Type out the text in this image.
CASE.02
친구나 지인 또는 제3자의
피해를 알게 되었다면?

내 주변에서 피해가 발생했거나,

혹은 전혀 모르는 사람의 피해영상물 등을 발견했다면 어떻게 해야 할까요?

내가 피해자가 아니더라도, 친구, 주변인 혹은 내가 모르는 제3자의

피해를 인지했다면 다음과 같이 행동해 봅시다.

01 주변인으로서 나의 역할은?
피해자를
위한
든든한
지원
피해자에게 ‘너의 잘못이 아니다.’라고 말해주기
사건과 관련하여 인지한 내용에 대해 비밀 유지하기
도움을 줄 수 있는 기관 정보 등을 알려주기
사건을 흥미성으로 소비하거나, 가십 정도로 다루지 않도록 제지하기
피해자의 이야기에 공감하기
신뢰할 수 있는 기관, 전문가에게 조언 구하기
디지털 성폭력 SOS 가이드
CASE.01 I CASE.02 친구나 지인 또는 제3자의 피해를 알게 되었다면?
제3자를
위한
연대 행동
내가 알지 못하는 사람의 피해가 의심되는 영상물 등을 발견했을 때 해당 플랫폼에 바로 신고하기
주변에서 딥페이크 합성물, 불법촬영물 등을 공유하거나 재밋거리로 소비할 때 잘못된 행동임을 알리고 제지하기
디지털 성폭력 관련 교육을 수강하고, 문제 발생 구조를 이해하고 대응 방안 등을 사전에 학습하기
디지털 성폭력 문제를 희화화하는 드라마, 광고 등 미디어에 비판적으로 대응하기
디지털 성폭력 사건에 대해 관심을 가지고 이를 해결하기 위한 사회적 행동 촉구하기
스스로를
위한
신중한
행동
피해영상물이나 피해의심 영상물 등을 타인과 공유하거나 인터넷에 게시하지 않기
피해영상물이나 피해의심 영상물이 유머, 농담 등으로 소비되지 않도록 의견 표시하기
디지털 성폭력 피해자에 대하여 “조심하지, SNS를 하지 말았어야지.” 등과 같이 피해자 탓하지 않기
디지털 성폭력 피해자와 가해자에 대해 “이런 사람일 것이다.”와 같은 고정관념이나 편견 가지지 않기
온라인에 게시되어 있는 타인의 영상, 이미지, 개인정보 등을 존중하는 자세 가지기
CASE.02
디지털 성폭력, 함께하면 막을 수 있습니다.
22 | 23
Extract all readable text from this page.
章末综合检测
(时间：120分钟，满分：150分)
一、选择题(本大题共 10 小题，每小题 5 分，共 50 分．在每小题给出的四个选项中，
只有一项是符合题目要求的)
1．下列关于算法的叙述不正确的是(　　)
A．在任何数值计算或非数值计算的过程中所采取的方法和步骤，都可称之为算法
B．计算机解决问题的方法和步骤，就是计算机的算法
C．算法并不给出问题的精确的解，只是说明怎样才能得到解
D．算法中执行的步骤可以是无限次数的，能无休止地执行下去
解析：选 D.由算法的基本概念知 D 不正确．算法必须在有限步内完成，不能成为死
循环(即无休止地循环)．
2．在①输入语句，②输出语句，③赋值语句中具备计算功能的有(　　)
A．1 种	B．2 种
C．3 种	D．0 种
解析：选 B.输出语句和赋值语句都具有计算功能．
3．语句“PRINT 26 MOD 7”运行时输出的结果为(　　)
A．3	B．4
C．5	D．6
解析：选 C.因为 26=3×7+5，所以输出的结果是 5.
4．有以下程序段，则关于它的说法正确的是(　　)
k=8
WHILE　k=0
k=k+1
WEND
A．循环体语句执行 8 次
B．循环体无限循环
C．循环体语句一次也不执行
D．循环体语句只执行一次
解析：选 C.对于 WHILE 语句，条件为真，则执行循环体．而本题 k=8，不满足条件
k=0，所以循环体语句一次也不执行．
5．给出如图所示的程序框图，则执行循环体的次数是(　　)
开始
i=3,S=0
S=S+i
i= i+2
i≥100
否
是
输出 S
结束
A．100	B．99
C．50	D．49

━━━

List all lines in the material containing the string "피해의심".

Right answer =>
피해영상물이나 피해의심 영상물 등을 타인과 공유하거나 인터넷에 게시하지 않기
피해영상물이나 피해의심 영상물이 유머, 농담 등으로 소비되지 않도록 의견 표시하기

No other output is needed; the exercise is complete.